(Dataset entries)

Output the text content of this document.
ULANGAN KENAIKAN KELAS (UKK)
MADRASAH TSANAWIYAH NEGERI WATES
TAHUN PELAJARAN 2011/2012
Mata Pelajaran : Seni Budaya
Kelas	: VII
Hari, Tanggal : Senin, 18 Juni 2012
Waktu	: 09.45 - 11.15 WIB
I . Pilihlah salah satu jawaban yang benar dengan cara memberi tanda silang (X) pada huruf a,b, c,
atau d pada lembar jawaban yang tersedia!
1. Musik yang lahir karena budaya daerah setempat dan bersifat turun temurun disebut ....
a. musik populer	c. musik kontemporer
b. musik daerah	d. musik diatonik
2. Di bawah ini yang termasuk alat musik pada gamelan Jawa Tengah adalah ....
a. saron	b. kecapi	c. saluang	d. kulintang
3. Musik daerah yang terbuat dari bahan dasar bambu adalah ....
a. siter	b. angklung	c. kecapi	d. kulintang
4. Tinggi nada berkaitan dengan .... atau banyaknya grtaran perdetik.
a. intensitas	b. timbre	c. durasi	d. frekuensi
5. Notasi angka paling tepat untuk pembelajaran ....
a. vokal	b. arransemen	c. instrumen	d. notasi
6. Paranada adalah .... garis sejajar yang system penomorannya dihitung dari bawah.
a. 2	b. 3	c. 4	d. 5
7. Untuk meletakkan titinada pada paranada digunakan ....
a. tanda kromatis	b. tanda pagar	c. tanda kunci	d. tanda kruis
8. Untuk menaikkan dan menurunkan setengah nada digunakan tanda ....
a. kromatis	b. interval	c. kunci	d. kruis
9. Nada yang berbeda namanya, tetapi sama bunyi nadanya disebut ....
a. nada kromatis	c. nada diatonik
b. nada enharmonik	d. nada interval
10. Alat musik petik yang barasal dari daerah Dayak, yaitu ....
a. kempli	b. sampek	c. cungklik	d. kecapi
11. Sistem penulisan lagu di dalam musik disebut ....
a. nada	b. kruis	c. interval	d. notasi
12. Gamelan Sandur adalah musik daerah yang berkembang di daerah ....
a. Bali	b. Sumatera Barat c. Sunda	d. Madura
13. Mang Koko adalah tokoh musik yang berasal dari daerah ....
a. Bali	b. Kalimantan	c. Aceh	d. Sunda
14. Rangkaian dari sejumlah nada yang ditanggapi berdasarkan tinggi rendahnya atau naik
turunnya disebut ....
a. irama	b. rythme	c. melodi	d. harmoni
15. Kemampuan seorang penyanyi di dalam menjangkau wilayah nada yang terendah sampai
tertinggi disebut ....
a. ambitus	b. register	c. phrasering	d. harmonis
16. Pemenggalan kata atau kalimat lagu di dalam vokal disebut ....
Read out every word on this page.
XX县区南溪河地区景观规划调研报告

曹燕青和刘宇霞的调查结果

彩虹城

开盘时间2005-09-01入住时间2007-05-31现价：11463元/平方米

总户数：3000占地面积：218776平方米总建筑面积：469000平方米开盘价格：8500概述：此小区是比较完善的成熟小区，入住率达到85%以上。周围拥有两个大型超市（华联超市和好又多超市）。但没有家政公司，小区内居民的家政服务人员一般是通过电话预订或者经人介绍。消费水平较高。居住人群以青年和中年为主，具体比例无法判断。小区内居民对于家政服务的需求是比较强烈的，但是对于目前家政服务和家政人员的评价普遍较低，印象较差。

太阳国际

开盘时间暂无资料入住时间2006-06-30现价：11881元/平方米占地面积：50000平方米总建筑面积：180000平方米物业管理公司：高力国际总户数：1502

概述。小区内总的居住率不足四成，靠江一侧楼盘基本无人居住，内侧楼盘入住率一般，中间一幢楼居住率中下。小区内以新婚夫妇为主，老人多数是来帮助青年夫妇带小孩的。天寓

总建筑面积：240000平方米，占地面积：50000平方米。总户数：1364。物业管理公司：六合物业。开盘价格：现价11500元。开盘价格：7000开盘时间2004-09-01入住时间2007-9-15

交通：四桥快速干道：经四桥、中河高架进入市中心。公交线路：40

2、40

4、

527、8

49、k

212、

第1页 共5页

» YOUR TASK: Report every line in the data above in which the word "lagu" appears.

» EXERCISE SOLUTION:
11. Sistem penulisan lagu di dalam musik disebut ....
16. Pemenggalan kata atau kalimat lagu di dalam vokal disebut ....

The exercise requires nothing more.